• TASK STATEMENT: Because the material must be preserved as it stands, copy every line exactly.

________

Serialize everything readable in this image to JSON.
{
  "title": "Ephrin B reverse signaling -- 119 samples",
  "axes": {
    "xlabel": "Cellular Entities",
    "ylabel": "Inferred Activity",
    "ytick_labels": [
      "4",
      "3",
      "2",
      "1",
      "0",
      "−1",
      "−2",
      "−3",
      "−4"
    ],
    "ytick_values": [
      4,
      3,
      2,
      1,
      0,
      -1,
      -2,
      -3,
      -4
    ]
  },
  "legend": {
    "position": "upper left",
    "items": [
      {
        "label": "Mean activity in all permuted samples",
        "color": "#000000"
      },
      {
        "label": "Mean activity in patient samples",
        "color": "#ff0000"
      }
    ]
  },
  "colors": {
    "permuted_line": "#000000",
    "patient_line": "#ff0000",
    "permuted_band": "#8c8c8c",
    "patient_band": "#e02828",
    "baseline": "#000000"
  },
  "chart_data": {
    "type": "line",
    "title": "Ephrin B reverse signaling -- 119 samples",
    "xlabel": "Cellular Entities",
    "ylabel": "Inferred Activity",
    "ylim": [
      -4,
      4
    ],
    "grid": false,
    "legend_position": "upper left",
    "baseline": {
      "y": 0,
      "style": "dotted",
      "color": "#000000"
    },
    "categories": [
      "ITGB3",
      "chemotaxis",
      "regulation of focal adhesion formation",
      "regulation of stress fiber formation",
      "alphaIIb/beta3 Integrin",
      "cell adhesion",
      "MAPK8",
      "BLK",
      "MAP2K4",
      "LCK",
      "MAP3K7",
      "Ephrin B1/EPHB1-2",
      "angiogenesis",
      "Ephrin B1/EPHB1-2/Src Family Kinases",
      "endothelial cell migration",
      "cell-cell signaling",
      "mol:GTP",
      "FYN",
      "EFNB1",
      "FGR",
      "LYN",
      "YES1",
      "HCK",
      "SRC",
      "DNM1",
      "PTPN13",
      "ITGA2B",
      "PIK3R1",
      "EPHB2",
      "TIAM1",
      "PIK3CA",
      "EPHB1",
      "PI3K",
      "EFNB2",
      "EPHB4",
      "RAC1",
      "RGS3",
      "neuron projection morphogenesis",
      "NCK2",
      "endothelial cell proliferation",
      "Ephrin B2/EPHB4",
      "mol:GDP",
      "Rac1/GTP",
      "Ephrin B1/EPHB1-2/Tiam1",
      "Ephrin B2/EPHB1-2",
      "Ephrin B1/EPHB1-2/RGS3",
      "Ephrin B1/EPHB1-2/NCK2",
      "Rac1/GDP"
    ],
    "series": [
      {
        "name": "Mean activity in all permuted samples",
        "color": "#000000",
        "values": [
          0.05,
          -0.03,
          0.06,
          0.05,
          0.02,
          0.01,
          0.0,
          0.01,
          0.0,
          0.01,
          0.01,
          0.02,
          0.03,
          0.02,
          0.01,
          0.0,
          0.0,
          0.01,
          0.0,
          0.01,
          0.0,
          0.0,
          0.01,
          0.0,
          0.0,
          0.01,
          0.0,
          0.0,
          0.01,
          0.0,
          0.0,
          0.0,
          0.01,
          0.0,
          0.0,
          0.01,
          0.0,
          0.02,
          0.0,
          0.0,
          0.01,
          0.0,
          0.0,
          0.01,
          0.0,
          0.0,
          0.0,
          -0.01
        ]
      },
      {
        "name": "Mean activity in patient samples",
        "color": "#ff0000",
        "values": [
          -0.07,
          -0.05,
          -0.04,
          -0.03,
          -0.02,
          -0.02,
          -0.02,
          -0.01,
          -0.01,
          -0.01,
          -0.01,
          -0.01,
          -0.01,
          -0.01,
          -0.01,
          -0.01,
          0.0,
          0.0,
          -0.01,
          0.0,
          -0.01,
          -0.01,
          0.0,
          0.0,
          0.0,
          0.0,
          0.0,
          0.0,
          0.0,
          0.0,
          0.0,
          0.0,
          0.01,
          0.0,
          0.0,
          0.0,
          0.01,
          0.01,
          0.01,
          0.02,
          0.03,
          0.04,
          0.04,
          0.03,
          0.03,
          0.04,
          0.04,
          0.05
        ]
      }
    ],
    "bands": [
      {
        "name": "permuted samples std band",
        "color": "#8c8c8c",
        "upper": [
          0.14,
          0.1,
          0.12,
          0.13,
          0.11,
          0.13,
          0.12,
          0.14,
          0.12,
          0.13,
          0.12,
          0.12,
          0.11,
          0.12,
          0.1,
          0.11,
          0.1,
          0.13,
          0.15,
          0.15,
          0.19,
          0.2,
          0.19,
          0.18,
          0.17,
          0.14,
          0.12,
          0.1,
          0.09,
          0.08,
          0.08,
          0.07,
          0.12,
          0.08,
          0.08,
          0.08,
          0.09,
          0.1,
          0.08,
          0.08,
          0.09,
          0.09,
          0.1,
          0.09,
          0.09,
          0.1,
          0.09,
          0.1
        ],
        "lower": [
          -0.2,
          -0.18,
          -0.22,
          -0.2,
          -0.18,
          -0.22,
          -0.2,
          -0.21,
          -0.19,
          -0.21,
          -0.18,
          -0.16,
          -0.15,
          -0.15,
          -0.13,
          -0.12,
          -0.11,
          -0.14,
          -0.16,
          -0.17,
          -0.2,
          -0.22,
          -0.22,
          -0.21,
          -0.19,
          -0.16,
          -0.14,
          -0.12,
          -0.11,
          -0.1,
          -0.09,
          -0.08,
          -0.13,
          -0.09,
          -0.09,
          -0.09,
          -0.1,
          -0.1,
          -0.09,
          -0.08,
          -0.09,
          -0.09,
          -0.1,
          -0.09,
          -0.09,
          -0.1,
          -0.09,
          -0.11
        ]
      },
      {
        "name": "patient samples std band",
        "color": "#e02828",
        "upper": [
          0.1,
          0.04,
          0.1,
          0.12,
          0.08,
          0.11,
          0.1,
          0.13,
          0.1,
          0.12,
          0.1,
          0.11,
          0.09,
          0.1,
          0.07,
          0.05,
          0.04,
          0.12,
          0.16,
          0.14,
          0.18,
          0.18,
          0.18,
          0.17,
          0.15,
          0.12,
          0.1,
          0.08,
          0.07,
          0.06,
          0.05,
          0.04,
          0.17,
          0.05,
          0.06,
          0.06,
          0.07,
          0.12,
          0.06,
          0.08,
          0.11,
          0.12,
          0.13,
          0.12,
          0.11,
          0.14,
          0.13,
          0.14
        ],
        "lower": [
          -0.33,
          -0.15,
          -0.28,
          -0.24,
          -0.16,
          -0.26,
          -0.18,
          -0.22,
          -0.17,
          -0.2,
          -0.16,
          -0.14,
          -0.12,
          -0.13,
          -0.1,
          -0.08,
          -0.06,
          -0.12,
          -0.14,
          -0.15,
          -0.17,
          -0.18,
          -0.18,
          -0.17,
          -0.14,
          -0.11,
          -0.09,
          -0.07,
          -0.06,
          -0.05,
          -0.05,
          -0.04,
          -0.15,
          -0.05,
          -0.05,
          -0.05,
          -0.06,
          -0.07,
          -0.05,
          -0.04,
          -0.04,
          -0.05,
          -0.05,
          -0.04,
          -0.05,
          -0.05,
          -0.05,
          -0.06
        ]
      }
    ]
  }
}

________

• RESPONSE AREA:
Serialize everything readable in this image to JSON.
{
  "title": "Ephrin B reverse signaling -- 119 samples",
  "axes": {
    "xlabel": "Cellular Entities",
    "ylabel": "Inferred Activity",
    "ytick_labels": [
      "4",
      "3",
      "2",
      "1",
      "0",
      "−1",
      "−2",
      "−3",
      "−4"
    ],
    "ytick_values": [
      4,
      3,
      2,
      1,
      0,
      -1,
      -2,
      -3,
      -4
    ]
  },
  "legend": {
    "position": "upper left",
    "items": [
      {
        "label": "Mean activity in all permuted samples",
        "color": "#000000"
      },
      {
        "label": "Mean activity in patient samples",
        "color": "#ff0000"
      }
    ]
  },
  "colors": {
    "permuted_line": "#000000",
    "patient_line": "#ff0000",
    "permuted_band": "#8c8c8c",
    "patient_band": "#e02828",
    "baseline": "#000000"
  },
  "chart_data": {
    "type": "line",
    "title": "Ephrin B reverse signaling -- 119 samples",
    "xlabel": "Cellular Entities",
    "ylabel": "Inferred Activity",
    "ylim": [
      -4,
      4
    ],
    "grid": false,
    "legend_position": "upper left",
    "baseline": {
      "y": 0,
      "style": "dotted",
      "color": "#000000"
    },
    "categories": [
      "ITGB3",
      "chemotaxis",
      "regulation of focal adhesion formation",
      "regulation of stress fiber formation",
      "alphaIIb/beta3 Integrin",
      "cell adhesion",
      "MAPK8",
      "BLK",
      "MAP2K4",
      "LCK",
      "MAP3K7",
      "Ephrin B1/EPHB1-2",
      "angiogenesis",
      "Ephrin B1/EPHB1-2/Src Family Kinases",
      "endothelial cell migration",
      "cell-cell signaling",
      "mol:GTP",
      "FYN",
      "EFNB1",
      "FGR",
      "LYN",
      "YES1",
      "HCK",
      "SRC",
      "DNM1",
      "PTPN13",
      "ITGA2B",
      "PIK3R1",
      "EPHB2",
      "TIAM1",
      "PIK3CA",
      "EPHB1",
      "PI3K",
      "EFNB2",
      "EPHB4",
      "RAC1",
      "RGS3",
      "neuron projection morphogenesis",
      "NCK2",
      "endothelial cell proliferation",
      "Ephrin B2/EPHB4",
      "mol:GDP",
      "Rac1/GTP",
      "Ephrin B1/EPHB1-2/Tiam1",
      "Ephrin B2/EPHB1-2",
      "Ephrin B1/EPHB1-2/RGS3",
      "Ephrin B1/EPHB1-2/NCK2",
      "Rac1/GDP"
    ],
    "series": [
      {
        "name": "Mean activity in all permuted samples",
        "color": "#000000",
        "values": [
          0.05,
          -0.03,
          0.06,
          0.05,
          0.02,
          0.01,
          0.0,
          0.01,
          0.0,
          0.01,
          0.01,
          0.02,
          0.03,
          0.02,
          0.01,
          0.0,
          0.0,
          0.01,
          0.0,
          0.01,
          0.0,
          0.0,
          0.01,
          0.0,
          0.0,
          0.01,
          0.0,
          0.0,
          0.01,
          0.0,
          0.0,
          0.0,
          0.01,
          0.0,
          0.0,
          0.01,
          0.0,
          0.02,
          0.0,
          0.0,
          0.01,
          0.0,
          0.0,
          0.01,
          0.0,
          0.0,
          0.0,
          -0.01
        ]
      },
      {
        "name": "Mean activity in patient samples",
        "color": "#ff0000",
        "values": [
          -0.07,
          -0.05,
          -0.04,
          -0.03,
          -0.02,
          -0.02,
          -0.02,
          -0.01,
          -0.01,
          -0.01,
          -0.01,
          -0.01,
          -0.01,
          -0.01,
          -0.01,
          -0.01,
          0.0,
          0.0,
          -0.01,
          0.0,
          -0.01,
          -0.01,
          0.0,
          0.0,
          0.0,
          0.0,
          0.0,
          0.0,
          0.0,
          0.0,
          0.0,
          0.0,
          0.01,
          0.0,
          0.0,
          0.0,
          0.01,
          0.01,
          0.01,
          0.02,
          0.03,
          0.04,
          0.04,
          0.03,
          0.03,
          0.04,
          0.04,
          0.05
        ]
      }
    ],
    "bands": [
      {
        "name": "permuted samples std band",
        "color": "#8c8c8c",
        "upper": [
          0.14,
          0.1,
          0.12,
          0.13,
          0.11,
          0.13,
          0.12,
          0.14,
          0.12,
          0.13,
          0.12,
          0.12,
          0.11,
          0.12,
          0.1,
          0.11,
          0.1,
          0.13,
          0.15,
          0.15,
          0.19,
          0.2,
          0.19,
          0.18,
          0.17,
          0.14,
          0.12,
          0.1,
          0.09,
          0.08,
          0.08,
          0.07,
          0.12,
          0.08,
          0.08,
          0.08,
          0.09,
          0.1,
          0.08,
          0.08,
          0.09,
          0.09,
          0.1,
          0.09,
          0.09,
          0.1,
          0.09,
          0.1
        ],
        "lower": [
          -0.2,
          -0.18,
          -0.22,
          -0.2,
          -0.18,
          -0.22,
          -0.2,
          -0.21,
          -0.19,
          -0.21,
          -0.18,
          -0.16,
          -0.15,
          -0.15,
          -0.13,
          -0.12,
          -0.11,
          -0.14,
          -0.16,
          -0.17,
          -0.2,
          -0.22,
          -0.22,
          -0.21,
          -0.19,
          -0.16,
          -0.14,
          -0.12,
          -0.11,
          -0.1,
          -0.09,
          -0.08,
          -0.13,
          -0.09,
          -0.09,
          -0.09,
          -0.1,
          -0.1,
          -0.09,
          -0.08,
          -0.09,
          -0.09,
          -0.1,
          -0.09,
          -0.09,
          -0.1,
          -0.09,
          -0.11
        ]
      },
      {
        "name": "patient samples std band",
        "color": "#e02828",
        "upper": [
          0.1,
          0.04,
          0.1,
          0.12,
          0.08,
          0.11,
          0.1,
          0.13,
          0.1,
          0.12,
          0.1,
          0.11,
          0.09,
          0.1,
          0.07,
          0.05,
          0.04,
          0.12,
          0.16,
          0.14,
          0.18,
          0.18,
          0.18,
          0.17,
          0.15,
          0.12,
          0.1,
          0.08,
          0.07,
          0.06,
          0.05,
          0.04,
          0.17,
          0.05,
          0.06,
          0.06,
          0.07,
          0.12,
          0.06,
          0.08,
          0.11,
          0.12,
          0.13,
          0.12,
          0.11,
          0.14,
          0.13,
          0.14
        ],
        "lower": [
          -0.33,
          -0.15,
          -0.28,
          -0.24,
          -0.16,
          -0.26,
          -0.18,
          -0.22,
          -0.17,
          -0.2,
          -0.16,
          -0.14,
          -0.12,
          -0.13,
          -0.1,
          -0.08,
          -0.06,
          -0.12,
          -0.14,
          -0.15,
          -0.17,
          -0.18,
          -0.18,
          -0.17,
          -0.14,
          -0.11,
          -0.09,
          -0.07,
          -0.06,
          -0.05,
          -0.05,
          -0.04,
          -0.15,
          -0.05,
          -0.05,
          -0.05,
          -0.06,
          -0.07,
          -0.05,
          -0.04,
          -0.04,
          -0.05,
          -0.05,
          -0.04,
          -0.05,
          -0.05,
          -0.05,
          -0.06
        ]
      }
    ]
  }
}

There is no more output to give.